- **RECORD EXTRACTS**:
= = = =
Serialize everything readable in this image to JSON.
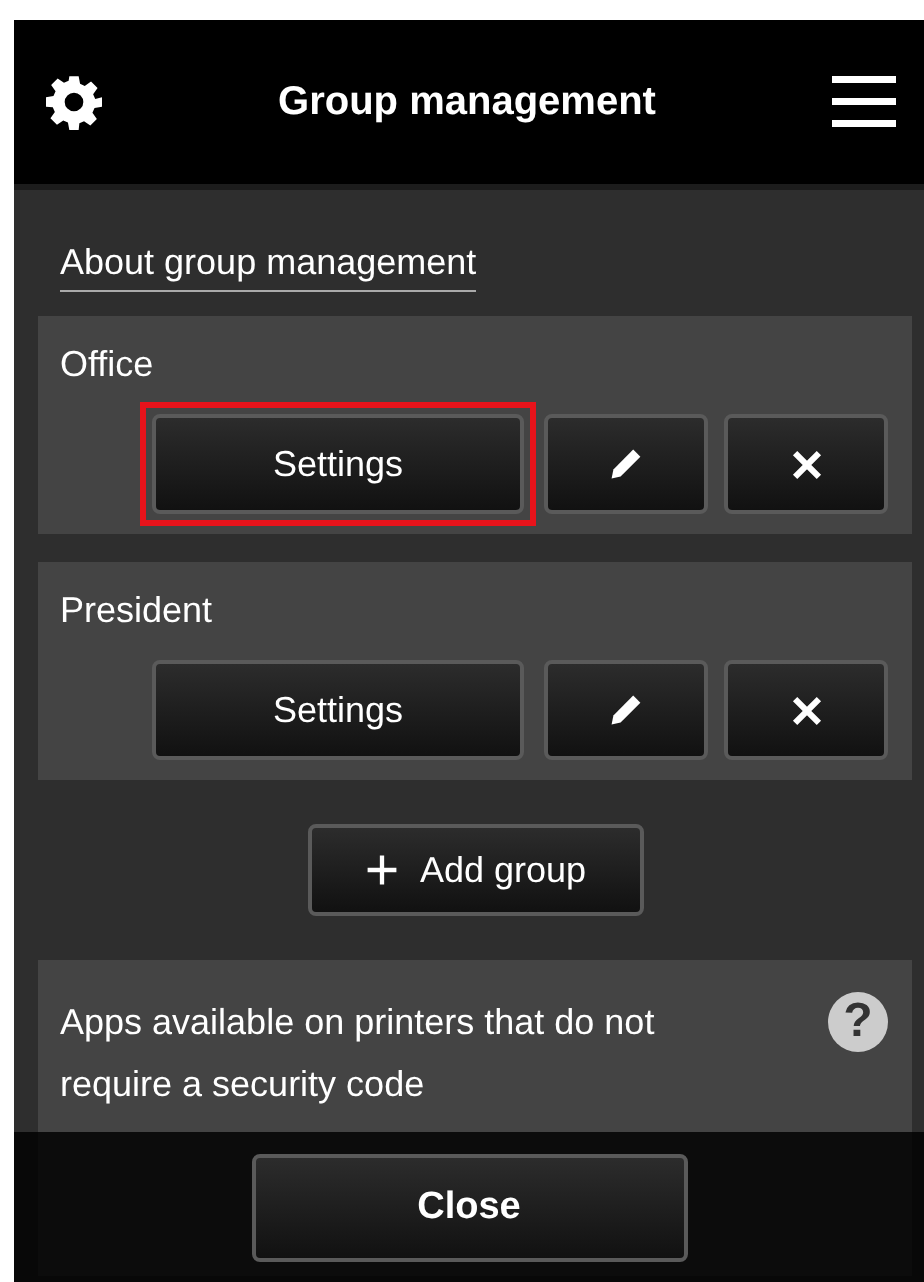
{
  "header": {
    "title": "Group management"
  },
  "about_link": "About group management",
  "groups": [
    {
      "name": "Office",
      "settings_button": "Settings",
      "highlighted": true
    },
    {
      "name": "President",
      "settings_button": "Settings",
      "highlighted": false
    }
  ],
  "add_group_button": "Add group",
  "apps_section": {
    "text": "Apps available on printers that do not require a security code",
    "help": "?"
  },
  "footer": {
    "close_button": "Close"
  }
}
= = = =
- **PROBLEM REQUIREMENTS**:
All of the records above must be copied exactly, except for the pictures.

- **REPLY TO THE EXERCISE**:
Serialize everything readable in this image to JSON.
{
  "header": {
    "title": "Group management"
  },
  "about_link": "About group management",
  "groups": [
    {
      "name": "Office",
      "settings_button": "Settings",
      "highlighted": true
    },
    {
      "name": "President",
      "settings_button": "Settings",
      "highlighted": false
    }
  ],
  "add_group_button": "Add group",
  "apps_section": {
    "text": "Apps available on printers that do not require a security code",
    "help": "?"
  },
  "footer": {
    "close_button": "Close"
  }
}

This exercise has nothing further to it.